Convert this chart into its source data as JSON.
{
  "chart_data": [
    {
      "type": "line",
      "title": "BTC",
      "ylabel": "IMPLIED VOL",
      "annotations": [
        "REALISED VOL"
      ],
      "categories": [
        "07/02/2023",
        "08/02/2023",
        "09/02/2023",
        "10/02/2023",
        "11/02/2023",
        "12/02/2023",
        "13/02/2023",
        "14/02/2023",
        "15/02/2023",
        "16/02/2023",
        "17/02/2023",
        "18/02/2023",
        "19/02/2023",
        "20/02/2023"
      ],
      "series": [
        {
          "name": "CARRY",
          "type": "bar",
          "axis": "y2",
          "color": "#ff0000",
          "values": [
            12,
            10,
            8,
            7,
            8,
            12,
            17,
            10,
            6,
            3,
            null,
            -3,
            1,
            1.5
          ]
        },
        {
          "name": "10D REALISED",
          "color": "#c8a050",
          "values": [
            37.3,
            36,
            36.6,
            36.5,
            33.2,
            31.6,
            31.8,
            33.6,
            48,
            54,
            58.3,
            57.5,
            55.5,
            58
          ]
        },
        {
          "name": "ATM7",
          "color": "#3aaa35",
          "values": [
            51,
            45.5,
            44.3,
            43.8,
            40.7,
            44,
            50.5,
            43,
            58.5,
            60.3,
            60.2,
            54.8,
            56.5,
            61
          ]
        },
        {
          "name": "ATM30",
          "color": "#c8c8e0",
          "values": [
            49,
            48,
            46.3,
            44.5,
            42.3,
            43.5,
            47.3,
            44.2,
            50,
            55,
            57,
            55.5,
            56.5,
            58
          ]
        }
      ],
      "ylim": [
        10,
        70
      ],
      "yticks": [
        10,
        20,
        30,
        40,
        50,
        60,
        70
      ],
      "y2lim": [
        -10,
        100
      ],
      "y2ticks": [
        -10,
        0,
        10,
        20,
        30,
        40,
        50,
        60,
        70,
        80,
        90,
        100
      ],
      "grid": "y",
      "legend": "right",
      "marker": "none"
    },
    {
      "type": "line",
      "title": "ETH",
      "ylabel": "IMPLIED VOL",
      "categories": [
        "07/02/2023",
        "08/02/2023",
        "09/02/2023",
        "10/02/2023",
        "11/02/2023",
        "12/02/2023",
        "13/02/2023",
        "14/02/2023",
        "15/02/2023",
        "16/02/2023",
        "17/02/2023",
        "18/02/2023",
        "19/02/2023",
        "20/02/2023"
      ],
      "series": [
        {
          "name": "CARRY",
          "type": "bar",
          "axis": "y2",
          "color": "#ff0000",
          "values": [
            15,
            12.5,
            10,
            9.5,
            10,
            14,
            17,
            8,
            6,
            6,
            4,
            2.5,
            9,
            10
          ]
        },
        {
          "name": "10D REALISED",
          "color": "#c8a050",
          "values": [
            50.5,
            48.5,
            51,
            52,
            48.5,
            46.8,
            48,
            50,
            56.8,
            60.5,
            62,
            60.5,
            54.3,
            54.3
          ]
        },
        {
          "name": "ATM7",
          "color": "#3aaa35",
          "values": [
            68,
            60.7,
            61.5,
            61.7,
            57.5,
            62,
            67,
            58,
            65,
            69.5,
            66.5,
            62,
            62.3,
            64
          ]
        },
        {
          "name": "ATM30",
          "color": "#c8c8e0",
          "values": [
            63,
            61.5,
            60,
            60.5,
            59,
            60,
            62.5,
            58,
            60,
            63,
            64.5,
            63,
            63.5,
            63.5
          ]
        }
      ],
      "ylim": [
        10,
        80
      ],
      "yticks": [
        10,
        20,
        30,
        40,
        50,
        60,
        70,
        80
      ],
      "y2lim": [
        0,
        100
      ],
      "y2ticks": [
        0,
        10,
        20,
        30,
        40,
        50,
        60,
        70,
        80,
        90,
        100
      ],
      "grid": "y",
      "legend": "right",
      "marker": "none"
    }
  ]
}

Task objective =
Reproduce the entries above in full by retyping them exactly.

Task solution =
Convert this chart into its source data as JSON.
{
  "chart_data": [
    {
      "type": "line",
      "title": "BTC",
      "ylabel": "IMPLIED VOL",
      "annotations": [
        "REALISED VOL"
      ],
      "categories": [
        "07/02/2023",
        "08/02/2023",
        "09/02/2023",
        "10/02/2023",
        "11/02/2023",
        "12/02/2023",
        "13/02/2023",
        "14/02/2023",
        "15/02/2023",
        "16/02/2023",
        "17/02/2023",
        "18/02/2023",
        "19/02/2023",
        "20/02/2023"
      ],
      "series": [
        {
          "name": "CARRY",
          "type": "bar",
          "axis": "y2",
          "color": "#ff0000",
          "values": [
            12,
            10,
            8,
            7,
            8,
            12,
            17,
            10,
            6,
            3,
            null,
            -3,
            1,
            1.5
          ]
        },
        {
          "name": "10D REALISED",
          "color": "#c8a050",
          "values": [
            37.3,
            36,
            36.6,
            36.5,
            33.2,
            31.6,
            31.8,
            33.6,
            48,
            54,
            58.3,
            57.5,
            55.5,
            58
          ]
        },
        {
          "name": "ATM7",
          "color": "#3aaa35",
          "values": [
            51,
            45.5,
            44.3,
            43.8,
            40.7,
            44,
            50.5,
            43,
            58.5,
            60.3,
            60.2,
            54.8,
            56.5,
            61
          ]
        },
        {
          "name": "ATM30",
          "color": "#c8c8e0",
          "values": [
            49,
            48,
            46.3,
            44.5,
            42.3,
            43.5,
            47.3,
            44.2,
            50,
            55,
            57,
            55.5,
            56.5,
            58
          ]
        }
      ],
      "ylim": [
        10,
        70
      ],
      "yticks": [
        10,
        20,
        30,
        40,
        50,
        60,
        70
      ],
      "y2lim": [
        -10,
        100
      ],
      "y2ticks": [
        -10,
        0,
        10,
        20,
        30,
        40,
        50,
        60,
        70,
        80,
        90,
        100
      ],
      "grid": "y",
      "legend": "right",
      "marker": "none"
    },
    {
      "type": "line",
      "title": "ETH",
      "ylabel": "IMPLIED VOL",
      "categories": [
        "07/02/2023",
        "08/02/2023",
        "09/02/2023",
        "10/02/2023",
        "11/02/2023",
        "12/02/2023",
        "13/02/2023",
        "14/02/2023",
        "15/02/2023",
        "16/02/2023",
        "17/02/2023",
        "18/02/2023",
        "19/02/2023",
        "20/02/2023"
      ],
      "series": [
        {
          "name": "CARRY",
          "type": "bar",
          "axis": "y2",
          "color": "#ff0000",
          "values": [
            15,
            12.5,
            10,
            9.5,
            10,
            14,
            17,
            8,
            6,
            6,
            4,
            2.5,
            9,
            10
          ]
        },
        {
          "name": "10D REALISED",
          "color": "#c8a050",
          "values": [
            50.5,
            48.5,
            51,
            52,
            48.5,
            46.8,
            48,
            50,
            56.8,
            60.5,
            62,
            60.5,
            54.3,
            54.3
          ]
        },
        {
          "name": "ATM7",
          "color": "#3aaa35",
          "values": [
            68,
            60.7,
            61.5,
            61.7,
            57.5,
            62,
            67,
            58,
            65,
            69.5,
            66.5,
            62,
            62.3,
            64
          ]
        },
        {
          "name": "ATM30",
          "color": "#c8c8e0",
          "values": [
            63,
            61.5,
            60,
            60.5,
            59,
            60,
            62.5,
            58,
            60,
            63,
            64.5,
            63,
            63.5,
            63.5
          ]
        }
      ],
      "ylim": [
        10,
        80
      ],
      "yticks": [
        10,
        20,
        30,
        40,
        50,
        60,
        70,
        80
      ],
      "y2lim": [
        0,
        100
      ],
      "y2ticks": [
        0,
        10,
        20,
        30,
        40,
        50,
        60,
        70,
        80,
        90,
        100
      ],
      "grid": "y",
      "legend": "right",
      "marker": "none"
    }
  ]
}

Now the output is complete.